** THE PROBLEM **
Leave out the pictures and copy the remaining records exactly.

Stored items from a collection
++++++++

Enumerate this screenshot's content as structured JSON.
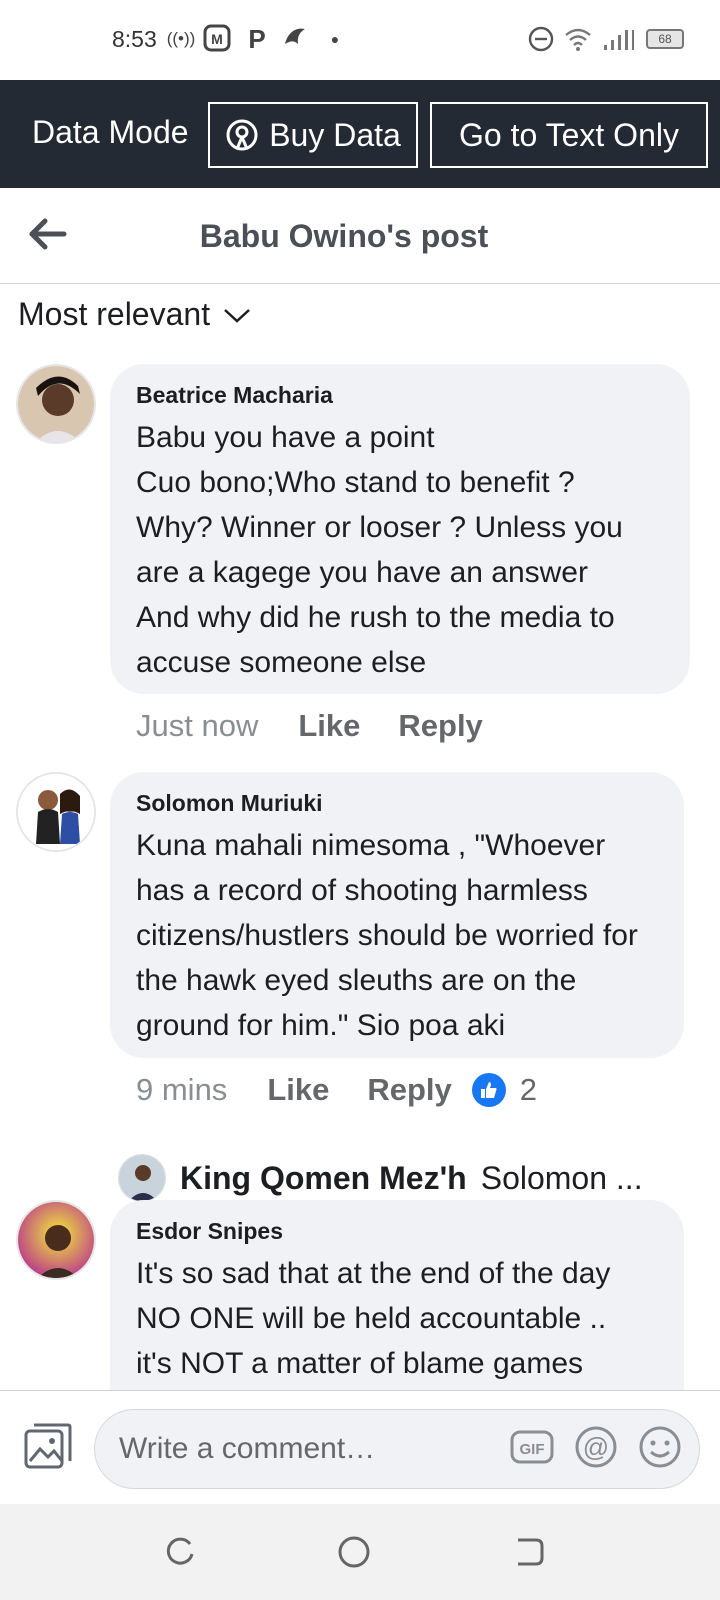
{
  "status_bar": {
    "time": "8:53",
    "battery": "68"
  },
  "data_banner": {
    "mode_label": "Data Mode",
    "buy_label": "Buy Data",
    "text_only_label": "Go to Text Only"
  },
  "header": {
    "title": "Babu Owino's post"
  },
  "sort": {
    "label": "Most relevant"
  },
  "comments": [
    {
      "author": "Beatrice Macharia",
      "text": "Babu you have a point\nCuo bono;Who stand to benefit ?\nWhy? Winner or looser ? Unless you are a kagege you have an answer\nAnd why did he rush to the media to accuse someone else",
      "time": "Just now",
      "like_label": "Like",
      "reply_label": "Reply"
    },
    {
      "author": "Solomon Muriuki",
      "text": "Kuna mahali nimesoma , \"Whoever has a record of shooting harmless citizens/hustlers should be worried for the hawk eyed sleuths are on the ground for him.\" Sio poa aki",
      "time": "9 mins",
      "like_label": "Like",
      "reply_label": "Reply",
      "reaction_count": "2",
      "reply_preview": {
        "name": "King Qomen Mez'h",
        "snippet": "Solomon ..."
      }
    },
    {
      "author": "Esdor Snipes",
      "text": "It's so sad that at the end of the day NO ONE will be held accountable ..\nit's NOT a matter of blame games"
    }
  ],
  "composer": {
    "placeholder": "Write a comment…"
  },
  "colors": {
    "banner_bg": "#242a33",
    "bubble_bg": "#f0f2f5",
    "like_blue": "#1877f2"
  }
}
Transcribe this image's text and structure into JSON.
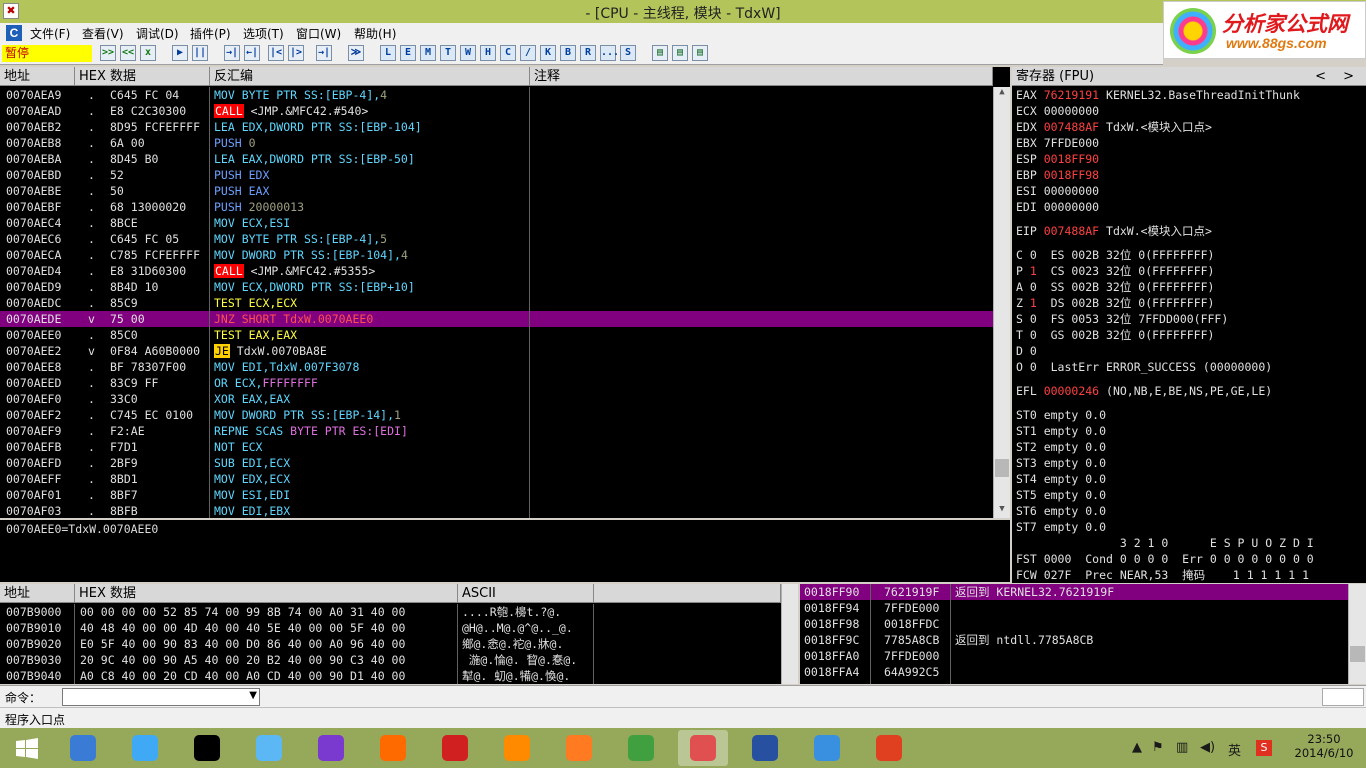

++++++++

** PROBLEM SOLUTION **
Enumerate this screenshot's content as structured JSON.
{
  "status_bar": {
    "time": "8:53",
    "battery": "68"
  },
  "data_banner": {
    "mode_label": "Data Mode",
    "buy_label": "Buy Data",
    "text_only_label": "Go to Text Only"
  },
  "header": {
    "title": "Babu Owino's post"
  },
  "sort": {
    "label": "Most relevant"
  },
  "comments": [
    {
      "author": "Beatrice Macharia",
      "text": "Babu you have a point\nCuo bono;Who stand to benefit ?\nWhy? Winner or looser ? Unless you are a kagege you have an answer\nAnd why did he rush to the media to accuse someone else",
      "time": "Just now",
      "like_label": "Like",
      "reply_label": "Reply"
    },
    {
      "author": "Solomon Muriuki",
      "text": "Kuna mahali nimesoma , \"Whoever has a record of shooting harmless citizens/hustlers should be worried for the hawk eyed sleuths are on the ground for him.\" Sio poa aki",
      "time": "9 mins",
      "like_label": "Like",
      "reply_label": "Reply",
      "reaction_count": "2",
      "reply_preview": {
        "name": "King Qomen Mez'h",
        "snippet": "Solomon ..."
      }
    },
    {
      "author": "Esdor Snipes",
      "text": "It's so sad that at the end of the day NO ONE will be held accountable ..\nit's NOT a matter of blame games"
    }
  ],
  "composer": {
    "placeholder": "Write a comment…"
  },
  "colors": {
    "banner_bg": "#242a33",
    "bubble_bg": "#f0f2f5",
    "like_blue": "#1877f2"
  }
}
Transcribe this image's text and structure into JSON.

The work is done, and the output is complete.